Repeat the records word for word, excluding any picture.

-- start of INFORMATION PROVIDED --

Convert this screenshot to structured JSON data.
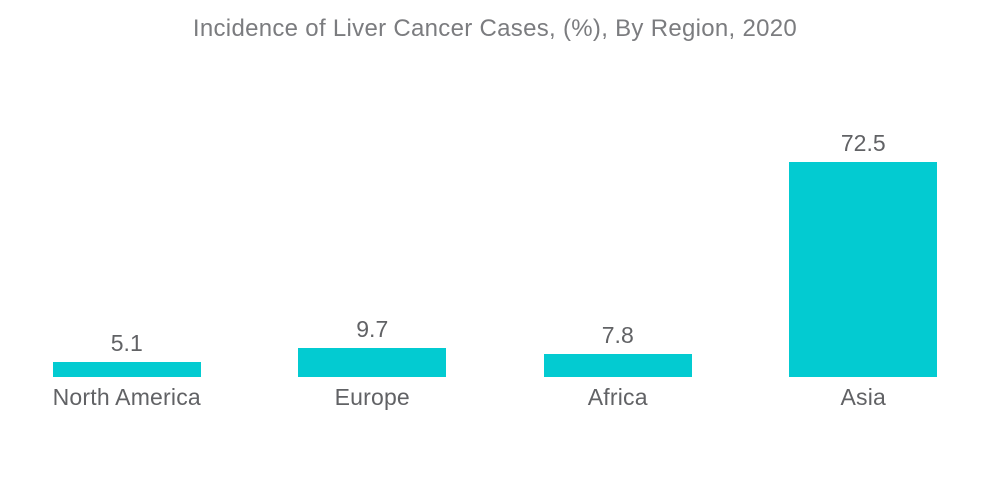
{
  "page": {
    "background_color": "#FFFFFF"
  },
  "chart_data": {
    "type": "bar",
    "title": "Incidence of Liver Cancer Cases, (%), By Region, 2020",
    "categories": [
      "North America",
      "Europe",
      "Africa",
      "Asia"
    ],
    "values": [
      5.1,
      9.7,
      7.8,
      72.5
    ],
    "value_labels": [
      "5.1",
      "9.7",
      "7.8",
      "72.5"
    ],
    "xlabel": "",
    "ylabel": "",
    "ylim": [
      0,
      80
    ],
    "grid": false,
    "legend": false,
    "axes_visible": false,
    "value_label_position": "above-bar",
    "category_label_position": "below-bar",
    "bar_color": "#03CBD1",
    "title_color": "#7B7C7F",
    "label_color": "#616265"
  }
}
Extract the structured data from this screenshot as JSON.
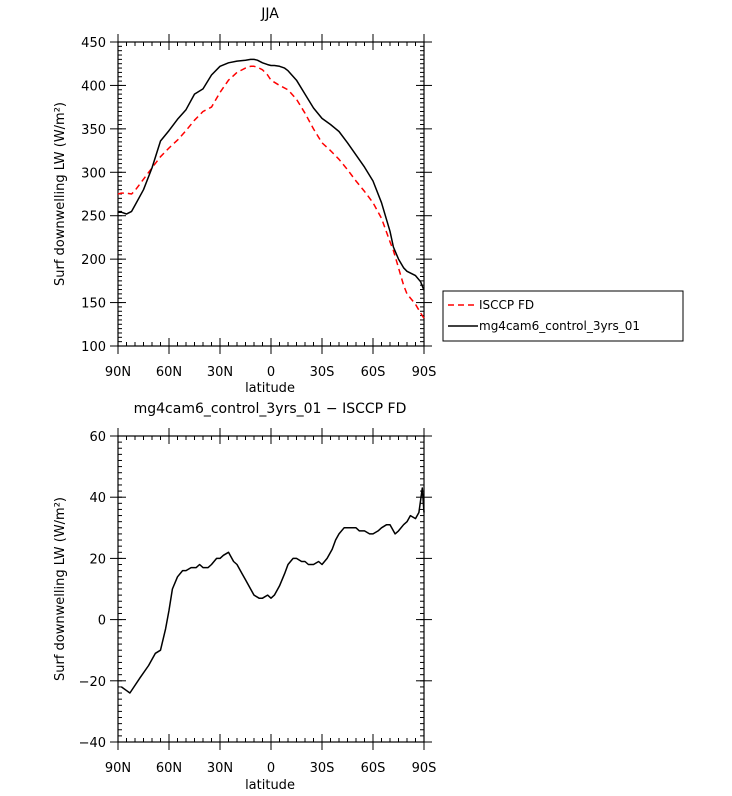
{
  "chart_data": [
    {
      "type": "line",
      "title": "JJA",
      "xlabel": "latitude",
      "ylabel": "Surf downwelling LW (W/m²)",
      "xlim": [
        90,
        -90
      ],
      "ylim": [
        100,
        450
      ],
      "xticks": [
        90,
        60,
        30,
        0,
        -30,
        -60,
        -90
      ],
      "xtick_labels": [
        "90N",
        "60N",
        "30N",
        "0",
        "30S",
        "60S",
        "90S"
      ],
      "yticks": [
        100,
        150,
        200,
        250,
        300,
        350,
        400,
        450
      ],
      "ytick_labels": [
        "100",
        "150",
        "200",
        "250",
        "300",
        "350",
        "400",
        "450"
      ],
      "legend": {
        "placement": "outside-right",
        "entries": [
          "ISCCP FD",
          "mg4cam6_control_3yrs_01"
        ]
      },
      "series": [
        {
          "name": "ISCCP FD",
          "color": "#ff0000",
          "dash": "dashed",
          "x": [
            90,
            88,
            85,
            82,
            80,
            75,
            70,
            65,
            60,
            55,
            50,
            45,
            40,
            35,
            30,
            25,
            20,
            15,
            12,
            10,
            8,
            5,
            2,
            0,
            -5,
            -10,
            -15,
            -20,
            -25,
            -30,
            -35,
            -40,
            -45,
            -50,
            -55,
            -60,
            -65,
            -70,
            -72,
            -75,
            -78,
            -80,
            -85,
            -88,
            -90
          ],
          "y": [
            275,
            276,
            276,
            275,
            279,
            292,
            305,
            318,
            328,
            337,
            348,
            360,
            370,
            375,
            392,
            406,
            415,
            420,
            422,
            422,
            421,
            418,
            412,
            406,
            400,
            395,
            384,
            368,
            350,
            334,
            325,
            315,
            303,
            290,
            278,
            265,
            247,
            220,
            210,
            190,
            170,
            160,
            148,
            138,
            132
          ]
        },
        {
          "name": "mg4cam6_control_3yrs_01",
          "color": "#000000",
          "dash": "solid",
          "x": [
            90,
            88,
            85,
            82,
            80,
            75,
            70,
            65,
            60,
            55,
            50,
            45,
            40,
            35,
            30,
            25,
            20,
            15,
            12,
            10,
            8,
            5,
            2,
            0,
            -2,
            -5,
            -8,
            -10,
            -15,
            -20,
            -25,
            -30,
            -35,
            -40,
            -45,
            -50,
            -55,
            -60,
            -65,
            -70,
            -72,
            -75,
            -78,
            -80,
            -85,
            -88,
            -90
          ],
          "y": [
            254,
            254,
            252,
            255,
            262,
            280,
            305,
            336,
            348,
            361,
            372,
            390,
            396,
            412,
            422,
            426,
            428,
            429,
            430,
            430,
            429,
            426,
            424,
            423,
            423,
            422,
            420,
            417,
            406,
            390,
            374,
            362,
            355,
            347,
            334,
            320,
            306,
            290,
            265,
            232,
            214,
            200,
            190,
            186,
            181,
            174,
            164
          ]
        }
      ]
    },
    {
      "type": "line",
      "title": "mg4cam6_control_3yrs_01 − ISCCP FD",
      "xlabel": "latitude",
      "ylabel": "Surf downwelling LW (W/m²)",
      "xlim": [
        90,
        -90
      ],
      "ylim": [
        -40,
        60
      ],
      "xticks": [
        90,
        60,
        30,
        0,
        -30,
        -60,
        -90
      ],
      "xtick_labels": [
        "90N",
        "60N",
        "30N",
        "0",
        "30S",
        "60S",
        "90S"
      ],
      "yticks": [
        -40,
        -20,
        0,
        20,
        40,
        60
      ],
      "ytick_labels": [
        "−40",
        "−20",
        "0",
        "20",
        "40",
        "60"
      ],
      "series": [
        {
          "name": "mg4cam6_control_3yrs_01 − ISCCP FD",
          "color": "#000000",
          "dash": "solid",
          "x": [
            88,
            83,
            77,
            72,
            68,
            65,
            62,
            60,
            58,
            55,
            52,
            50,
            47,
            44,
            42,
            40,
            37,
            35,
            32,
            30,
            28,
            25,
            22,
            20,
            17,
            15,
            12,
            10,
            7,
            5,
            2,
            0,
            -2,
            -5,
            -8,
            -10,
            -13,
            -15,
            -18,
            -20,
            -22,
            -25,
            -28,
            -30,
            -33,
            -36,
            -38,
            -40,
            -43,
            -46,
            -48,
            -50,
            -52,
            -55,
            -58,
            -60,
            -63,
            -65,
            -68,
            -70,
            -73,
            -75,
            -78,
            -80,
            -82,
            -85,
            -87,
            -89,
            -90
          ],
          "y": [
            -22,
            -24,
            -19,
            -15,
            -11,
            -10,
            -3,
            3,
            10,
            14,
            16,
            16,
            17,
            17,
            18,
            17,
            17,
            18,
            20,
            20,
            21,
            22,
            19,
            18,
            15,
            13,
            10,
            8,
            7,
            7,
            8,
            7,
            8,
            11,
            15,
            18,
            20,
            20,
            19,
            19,
            18,
            18,
            19,
            18,
            20,
            23,
            26,
            28,
            30,
            30,
            30,
            30,
            29,
            29,
            28,
            28,
            29,
            30,
            31,
            31,
            28,
            29,
            31,
            32,
            34,
            33,
            35,
            43,
            35
          ]
        }
      ]
    }
  ]
}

-- end of INFORMATION PROVIDED --

RESPONSE TO THE EXERCISE >>
Convert this screenshot to structured JSON data.
{
  "page": {
    "background_color": "#FFFFFF"
  },
  "chart_data": {
    "type": "bar",
    "title": "Incidence of Liver Cancer Cases, (%), By Region, 2020",
    "categories": [
      "North America",
      "Europe",
      "Africa",
      "Asia"
    ],
    "values": [
      5.1,
      9.7,
      7.8,
      72.5
    ],
    "value_labels": [
      "5.1",
      "9.7",
      "7.8",
      "72.5"
    ],
    "xlabel": "",
    "ylabel": "",
    "ylim": [
      0,
      80
    ],
    "grid": false,
    "legend": false,
    "axes_visible": false,
    "value_label_position": "above-bar",
    "category_label_position": "below-bar",
    "bar_color": "#03CBD1",
    "title_color": "#7B7C7F",
    "label_color": "#616265"
  }
}
Extract the structured data from this screenshot as JSON.
{
  "chart_data": [
    {
      "type": "line",
      "title": "JJA",
      "xlabel": "latitude",
      "ylabel": "Surf downwelling LW (W/m²)",
      "xlim": [
        90,
        -90
      ],
      "ylim": [
        100,
        450
      ],
      "xticks": [
        90,
        60,
        30,
        0,
        -30,
        -60,
        -90
      ],
      "xtick_labels": [
        "90N",
        "60N",
        "30N",
        "0",
        "30S",
        "60S",
        "90S"
      ],
      "yticks": [
        100,
        150,
        200,
        250,
        300,
        350,
        400,
        450
      ],
      "ytick_labels": [
        "100",
        "150",
        "200",
        "250",
        "300",
        "350",
        "400",
        "450"
      ],
      "legend": {
        "placement": "outside-right",
        "entries": [
          "ISCCP FD",
          "mg4cam6_control_3yrs_01"
        ]
      },
      "series": [
        {
          "name": "ISCCP FD",
          "color": "#ff0000",
          "dash": "dashed",
          "x": [
            90,
            88,
            85,
            82,
            80,
            75,
            70,
            65,
            60,
            55,
            50,
            45,
            40,
            35,
            30,
            25,
            20,
            15,
            12,
            10,
            8,
            5,
            2,
            0,
            -5,
            -10,
            -15,
            -20,
            -25,
            -30,
            -35,
            -40,
            -45,
            -50,
            -55,
            -60,
            -65,
            -70,
            -72,
            -75,
            -78,
            -80,
            -85,
            -88,
            -90
          ],
          "y": [
            275,
            276,
            276,
            275,
            279,
            292,
            305,
            318,
            328,
            337,
            348,
            360,
            370,
            375,
            392,
            406,
            415,
            420,
            422,
            422,
            421,
            418,
            412,
            406,
            400,
            395,
            384,
            368,
            350,
            334,
            325,
            315,
            303,
            290,
            278,
            265,
            247,
            220,
            210,
            190,
            170,
            160,
            148,
            138,
            132
          ]
        },
        {
          "name": "mg4cam6_control_3yrs_01",
          "color": "#000000",
          "dash": "solid",
          "x": [
            90,
            88,
            85,
            82,
            80,
            75,
            70,
            65,
            60,
            55,
            50,
            45,
            40,
            35,
            30,
            25,
            20,
            15,
            12,
            10,
            8,
            5,
            2,
            0,
            -2,
            -5,
            -8,
            -10,
            -15,
            -20,
            -25,
            -30,
            -35,
            -40,
            -45,
            -50,
            -55,
            -60,
            -65,
            -70,
            -72,
            -75,
            -78,
            -80,
            -85,
            -88,
            -90
          ],
          "y": [
            254,
            254,
            252,
            255,
            262,
            280,
            305,
            336,
            348,
            361,
            372,
            390,
            396,
            412,
            422,
            426,
            428,
            429,
            430,
            430,
            429,
            426,
            424,
            423,
            423,
            422,
            420,
            417,
            406,
            390,
            374,
            362,
            355,
            347,
            334,
            320,
            306,
            290,
            265,
            232,
            214,
            200,
            190,
            186,
            181,
            174,
            164
          ]
        }
      ]
    },
    {
      "type": "line",
      "title": "mg4cam6_control_3yrs_01 − ISCCP FD",
      "xlabel": "latitude",
      "ylabel": "Surf downwelling LW (W/m²)",
      "xlim": [
        90,
        -90
      ],
      "ylim": [
        -40,
        60
      ],
      "xticks": [
        90,
        60,
        30,
        0,
        -30,
        -60,
        -90
      ],
      "xtick_labels": [
        "90N",
        "60N",
        "30N",
        "0",
        "30S",
        "60S",
        "90S"
      ],
      "yticks": [
        -40,
        -20,
        0,
        20,
        40,
        60
      ],
      "ytick_labels": [
        "−40",
        "−20",
        "0",
        "20",
        "40",
        "60"
      ],
      "series": [
        {
          "name": "mg4cam6_control_3yrs_01 − ISCCP FD",
          "color": "#000000",
          "dash": "solid",
          "x": [
            88,
            83,
            77,
            72,
            68,
            65,
            62,
            60,
            58,
            55,
            52,
            50,
            47,
            44,
            42,
            40,
            37,
            35,
            32,
            30,
            28,
            25,
            22,
            20,
            17,
            15,
            12,
            10,
            7,
            5,
            2,
            0,
            -2,
            -5,
            -8,
            -10,
            -13,
            -15,
            -18,
            -20,
            -22,
            -25,
            -28,
            -30,
            -33,
            -36,
            -38,
            -40,
            -43,
            -46,
            -48,
            -50,
            -52,
            -55,
            -58,
            -60,
            -63,
            -65,
            -68,
            -70,
            -73,
            -75,
            -78,
            -80,
            -82,
            -85,
            -87,
            -89,
            -90
          ],
          "y": [
            -22,
            -24,
            -19,
            -15,
            -11,
            -10,
            -3,
            3,
            10,
            14,
            16,
            16,
            17,
            17,
            18,
            17,
            17,
            18,
            20,
            20,
            21,
            22,
            19,
            18,
            15,
            13,
            10,
            8,
            7,
            7,
            8,
            7,
            8,
            11,
            15,
            18,
            20,
            20,
            19,
            19,
            18,
            18,
            19,
            18,
            20,
            23,
            26,
            28,
            30,
            30,
            30,
            30,
            29,
            29,
            28,
            28,
            29,
            30,
            31,
            31,
            28,
            29,
            31,
            32,
            34,
            33,
            35,
            43,
            35
          ]
        }
      ]
    }
  ]
}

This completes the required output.